_Saved entries_
— begin —

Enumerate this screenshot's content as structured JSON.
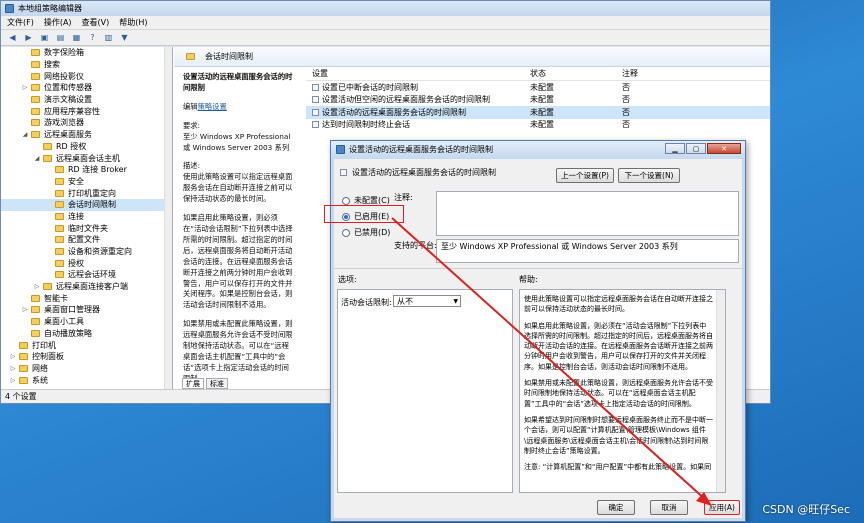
{
  "main_window": {
    "title": "本地组策略编辑器",
    "menu": [
      "文件(F)",
      "操作(A)",
      "查看(V)",
      "帮助(H)"
    ],
    "status": "4 个设置"
  },
  "tree": [
    {
      "label": "数字保险箱",
      "indent": 3,
      "exp": ""
    },
    {
      "label": "搜索",
      "indent": 3,
      "exp": ""
    },
    {
      "label": "网络投影仪",
      "indent": 3,
      "exp": ""
    },
    {
      "label": "位置和传感器",
      "indent": 3,
      "exp": "▷"
    },
    {
      "label": "演示文稿设置",
      "indent": 3,
      "exp": ""
    },
    {
      "label": "应用程序兼容性",
      "indent": 3,
      "exp": ""
    },
    {
      "label": "游戏浏览器",
      "indent": 3,
      "exp": ""
    },
    {
      "label": "远程桌面服务",
      "indent": 3,
      "exp": "◢"
    },
    {
      "label": "RD 授权",
      "indent": 4,
      "exp": ""
    },
    {
      "label": "远程桌面会话主机",
      "indent": 4,
      "exp": "◢"
    },
    {
      "label": "RD 连接 Broker",
      "indent": 5,
      "exp": ""
    },
    {
      "label": "安全",
      "indent": 5,
      "exp": ""
    },
    {
      "label": "打印机重定向",
      "indent": 5,
      "exp": ""
    },
    {
      "label": "会话时间限制",
      "indent": 5,
      "exp": "",
      "selected": true
    },
    {
      "label": "连接",
      "indent": 5,
      "exp": ""
    },
    {
      "label": "临时文件夹",
      "indent": 5,
      "exp": ""
    },
    {
      "label": "配置文件",
      "indent": 5,
      "exp": ""
    },
    {
      "label": "设备和资源重定向",
      "indent": 5,
      "exp": ""
    },
    {
      "label": "授权",
      "indent": 5,
      "exp": ""
    },
    {
      "label": "远程会话环境",
      "indent": 5,
      "exp": ""
    },
    {
      "label": "远程桌面连接客户端",
      "indent": 4,
      "exp": "▷"
    },
    {
      "label": "智能卡",
      "indent": 3,
      "exp": ""
    },
    {
      "label": "桌面窗口管理器",
      "indent": 3,
      "exp": "▷"
    },
    {
      "label": "桌面小工具",
      "indent": 3,
      "exp": ""
    },
    {
      "label": "自动播放策略",
      "indent": 3,
      "exp": ""
    },
    {
      "label": "打印机",
      "indent": 2,
      "exp": ""
    },
    {
      "label": "控制面板",
      "indent": 2,
      "exp": "▷"
    },
    {
      "label": "网络",
      "indent": 2,
      "exp": "▷"
    },
    {
      "label": "系统",
      "indent": 2,
      "exp": "▷"
    }
  ],
  "right_pane": {
    "header": "会话时间限制",
    "desc_title": "设置活动的远程桌面服务会话的时间限制",
    "edit_prefix": "编辑",
    "edit_link": "策略设置",
    "req_label": "要求:",
    "req_text": "至少 Windows XP Professional 或 Windows Server 2003 系列",
    "desc_label": "描述:",
    "desc_1": "使用此策略设置可以指定远程桌面服务会话在自动断开连接之前可以保持活动状态的最长时间。",
    "desc_2": "如果启用此策略设置，则必须在“活动会话限制”下拉列表中选择所需的时间限制。超过指定的时间后，远程桌面服务将自动断开活动会话的连接。在远程桌面服务会话断开连接之前两分钟时用户会收到警告，用户可以保存打开的文件并关闭程序。如果是控制台会话，则活动会话时间限制不适用。",
    "desc_3": "如果禁用或未配置此策略设置，则远程桌面服务允许会话不受时间限制地保持活动状态。可以在“远程桌面会话主机配置”工具中的“会话”选项卡上指定活动会话的时间限制。",
    "tabs": [
      "扩展",
      "标准"
    ],
    "columns": [
      "设置",
      "状态",
      "注释"
    ],
    "rows": [
      {
        "name": "设置已中断会话的时间限制",
        "state": "未配置",
        "note": "否"
      },
      {
        "name": "设置活动但空闲的远程桌面服务会话的时间限制",
        "state": "未配置",
        "note": "否"
      },
      {
        "name": "设置活动的远程桌面服务会话的时间限制",
        "state": "未配置",
        "note": "否",
        "selected": true
      },
      {
        "name": "达到时间限制时终止会话",
        "state": "未配置",
        "note": "否"
      }
    ]
  },
  "dialog": {
    "title": "设置活动的远程桌面服务会话的时间限制",
    "policy_name": "设置活动的远程桌面服务会话的时间限制",
    "prev_button": "上一个设置(P)",
    "next_button": "下一个设置(N)",
    "radio_not_configured": "未配置(C)",
    "radio_enabled": "已启用(E)",
    "radio_disabled": "已禁用(D)",
    "comment_label": "注释:",
    "support_label": "支持的平台:",
    "support_value": "至少 Windows XP Professional 或 Windows Server 2003 系列",
    "options_label": "选项:",
    "help_label": "帮助:",
    "session_limit_label": "活动会话限制:",
    "session_limit_value": "从不",
    "help_1": "使用此策略设置可以指定远程桌面服务会话在自动断开连接之前可以保持活动状态的最长时间。",
    "help_2": "如果启用此策略设置，则必须在“活动会话限制”下拉列表中选择所需的时间限制。超过指定的时间后，远程桌面服务将自动断开活动会话的连接。在远程桌面服务会话断开连接之前两分钟时用户会收到警告，用户可以保存打开的文件并关闭程序。如果是控制台会话，则活动会话时间限制不适用。",
    "help_3": "如果禁用或未配置此策略设置，则远程桌面服务允许会话不受时间限制地保持活动状态。可以在“远程桌面会话主机配置”工具中的“会话”选项卡上指定活动会话的时间限制。",
    "help_4": "如果希望达到时间限制时想要远程桌面服务终止而不是中断一个会话，则可以配置“计算机配置\\管理模板\\Windows 组件\\远程桌面服务\\远程桌面会话主机\\会话时间限制\\达到时间限制时终止会话”策略设置。",
    "help_5": "注意: “计算机配置”和“用户配置”中都有此策略设置。如果同",
    "ok": "确定",
    "cancel": "取消",
    "apply": "应用(A)"
  },
  "watermark": "CSDN @旺仔Sec"
}
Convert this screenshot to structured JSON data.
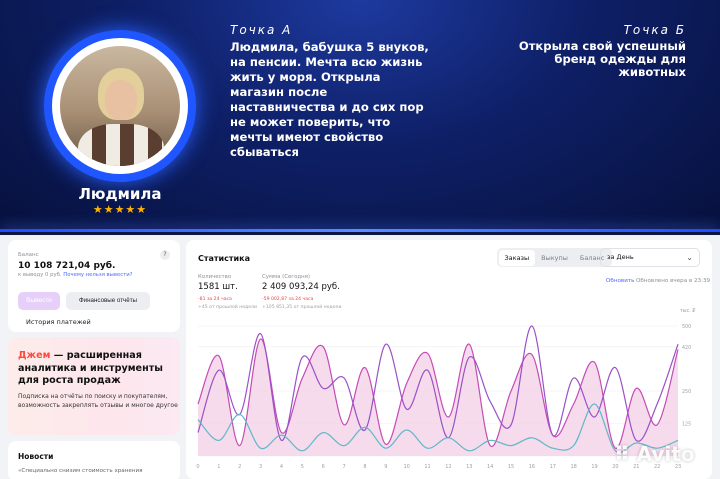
{
  "banner": {
    "person_name": "Людмила",
    "stars": "★★★★★",
    "point_a_label": "Точка А",
    "point_a_text": "Людмила, бабушка 5 внуков, на пенсии. Мечта всю жизнь жить у моря. Открыла магазин после наставничества и до сих пор не может поверить, что мечты имеют свойство сбываться",
    "point_b_label": "Точка Б",
    "point_b_text": "Открыла свой успешный бренд одежды для животных",
    "accent_color": "#1f56ff"
  },
  "balance": {
    "label": "Баланс",
    "help_icon": "?",
    "amount": "10 108 721,04 руб.",
    "sub_text": "к выводу 0 руб.",
    "sub_link": "Почему нельзя вывести?",
    "withdraw_label": "Вывести",
    "reports_label": "Финансовые отчёты",
    "history_label": "История платежей"
  },
  "promo": {
    "accent": "Джем",
    "title_rest": " — расширенная аналитика и инструменты для роста продаж",
    "description": "Подписка на отчёты по поиску и покупателям, возможность закреплять отзывы и многое другое"
  },
  "news": {
    "title": "Новости",
    "item": "«Специально снизим стоимость хранения"
  },
  "stats": {
    "title": "Статистика",
    "tabs": [
      "Заказы",
      "Выкупы",
      "Баланс"
    ],
    "active_tab": "Заказы",
    "period": "за День",
    "refresh_label": "Обновить",
    "updated_text": "Обновлено вчера в 23:39",
    "kpi_qty_label": "Количество",
    "kpi_qty_value": "1581 шт.",
    "kpi_qty_delta1": "-81 за 24 часа",
    "kpi_qty_delta2": "+45 от прошлой недели",
    "kpi_sum_label": "Сумма (Сегодня)",
    "kpi_sum_value": "2 409 093,24 руб.",
    "kpi_sum_delta1": "-59 002,87 за 24 часа",
    "kpi_sum_delta2": "+105 851,35 от прошлой недели"
  },
  "chart_data": {
    "type": "area",
    "unit_label": "тыс. ₽",
    "y_ticks": [
      "500",
      "420",
      "250",
      "125",
      "0"
    ],
    "x": [
      "0",
      "1",
      "2",
      "3",
      "4",
      "5",
      "6",
      "7",
      "8",
      "9",
      "10",
      "11",
      "12",
      "13",
      "14",
      "15",
      "16",
      "17",
      "18",
      "19",
      "20",
      "21",
      "22",
      "23"
    ],
    "ylim": [
      0,
      500
    ],
    "series": [
      {
        "color": "#c54bb5",
        "fill": "#f2cfe6",
        "values": [
          200,
          385,
          40,
          450,
          90,
          300,
          420,
          120,
          340,
          45,
          280,
          395,
          150,
          430,
          40,
          250,
          390,
          80,
          200,
          360,
          30,
          260,
          120,
          410
        ]
      },
      {
        "color": "#9a50c9",
        "fill": "none",
        "values": [
          90,
          330,
          160,
          470,
          60,
          380,
          260,
          300,
          100,
          430,
          180,
          330,
          70,
          380,
          210,
          120,
          500,
          80,
          300,
          150,
          340,
          60,
          200,
          430
        ]
      },
      {
        "color": "#5fb8c8",
        "fill": "none",
        "values": [
          140,
          60,
          160,
          30,
          80,
          20,
          90,
          40,
          110,
          30,
          100,
          30,
          70,
          20,
          60,
          40,
          70,
          30,
          40,
          200,
          20,
          50,
          30,
          60
        ]
      }
    ]
  },
  "watermark": {
    "text": "Avito"
  }
}
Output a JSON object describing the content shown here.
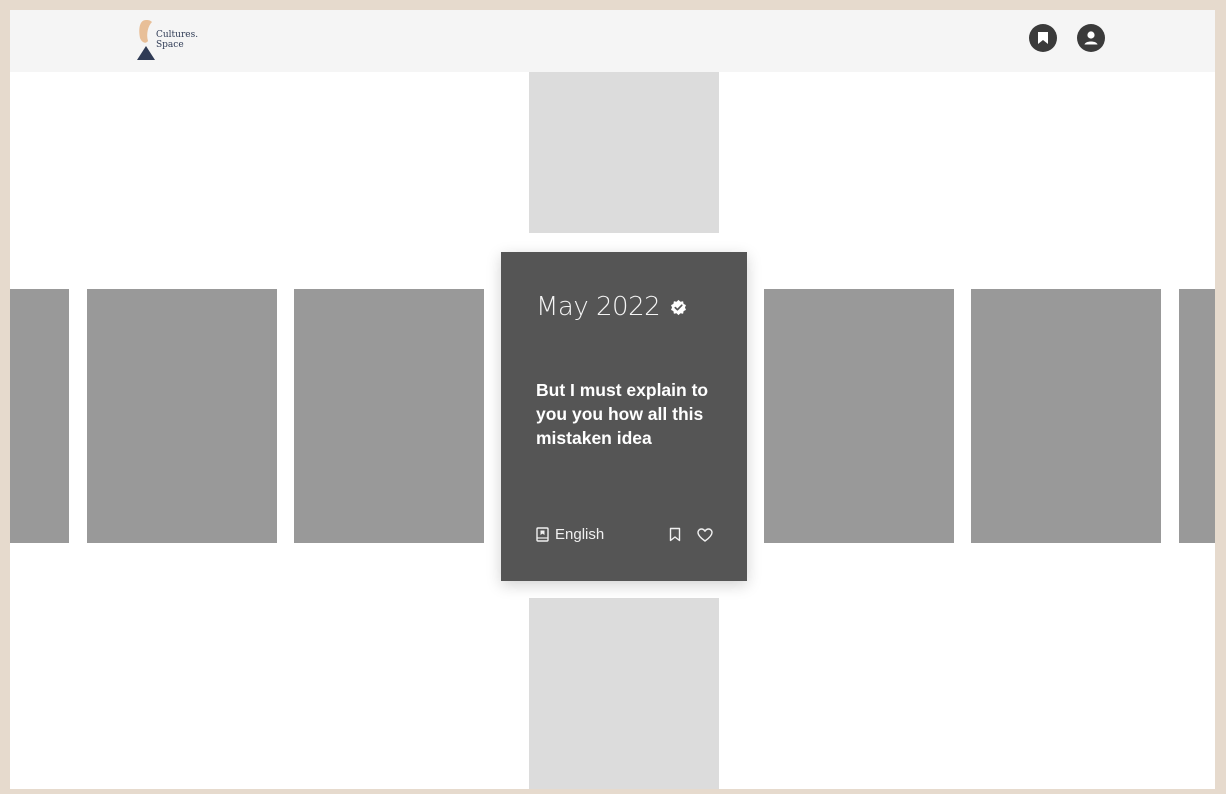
{
  "header": {
    "brand": "Cultures.\nSpace",
    "icons": [
      "bookmark-icon",
      "user-account-icon"
    ]
  },
  "card": {
    "date": "May 2022",
    "verified_icon": "verified-badge-icon",
    "quote": "But I must explain to you you how all this mistaken idea",
    "language": "English",
    "language_icon": "book-icon",
    "actions": [
      "bookmark-icon",
      "heart-icon"
    ]
  },
  "colors": {
    "frame_border": "#e6dacd",
    "topbar": "#f5f5f5",
    "tile": "#999999",
    "tile_light": "#dcdcdc",
    "card": "#555555",
    "logo_navy": "#2f3b55",
    "logo_peach": "#e8bf98"
  }
}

— end —

_OBJECTIVE_
Going through the lines above one by one, tally those with the word "下拉列表中选择所需的时间限制" and give only the total.

_WORKED SOLUTION_
2